%%
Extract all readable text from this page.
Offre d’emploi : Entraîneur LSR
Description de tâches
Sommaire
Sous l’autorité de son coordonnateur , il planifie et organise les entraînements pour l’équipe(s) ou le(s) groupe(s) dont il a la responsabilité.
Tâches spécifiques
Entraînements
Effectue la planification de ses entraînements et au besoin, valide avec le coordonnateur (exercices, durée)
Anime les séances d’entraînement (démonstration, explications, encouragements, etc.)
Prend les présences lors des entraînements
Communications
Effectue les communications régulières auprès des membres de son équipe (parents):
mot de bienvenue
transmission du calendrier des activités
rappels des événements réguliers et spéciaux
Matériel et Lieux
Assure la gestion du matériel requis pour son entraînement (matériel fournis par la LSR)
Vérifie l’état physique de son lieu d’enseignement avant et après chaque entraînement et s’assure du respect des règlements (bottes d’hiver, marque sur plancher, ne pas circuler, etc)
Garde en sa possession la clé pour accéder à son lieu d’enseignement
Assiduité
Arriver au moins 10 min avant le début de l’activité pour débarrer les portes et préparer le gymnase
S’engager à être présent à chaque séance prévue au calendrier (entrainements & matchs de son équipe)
%%
_TASK TO COMPLETE_
The records above should be returned exactly.

_WRITTEN ANSWER_
Extract all readable text from this page.
Offre d’emploi : Entraîneur LSR
Description de tâches
Sommaire
Sous l’autorité de son coordonnateur , il planifie et organise les entraînements pour l’équipe(s) ou le(s) groupe(s) dont il a la responsabilité.
Tâches spécifiques
Entraînements
Effectue la planification de ses entraînements et au besoin, valide avec le coordonnateur (exercices, durée)
Anime les séances d’entraînement (démonstration, explications, encouragements, etc.)
Prend les présences lors des entraînements
Communications
Effectue les communications régulières auprès des membres de son équipe (parents):
mot de bienvenue
transmission du calendrier des activités
rappels des événements réguliers et spéciaux
Matériel et Lieux
Assure la gestion du matériel requis pour son entraînement (matériel fournis par la LSR)
Vérifie l’état physique de son lieu d’enseignement avant et après chaque entraînement et s’assure du respect des règlements (bottes d’hiver, marque sur plancher, ne pas circuler, etc)
Garde en sa possession la clé pour accéder à son lieu d’enseignement
Assiduité
Arriver au moins 10 min avant le début de l’activité pour débarrer les portes et préparer le gymnase
S’engager à être présent à chaque séance prévue au calendrier (entrainements & matchs de son équipe)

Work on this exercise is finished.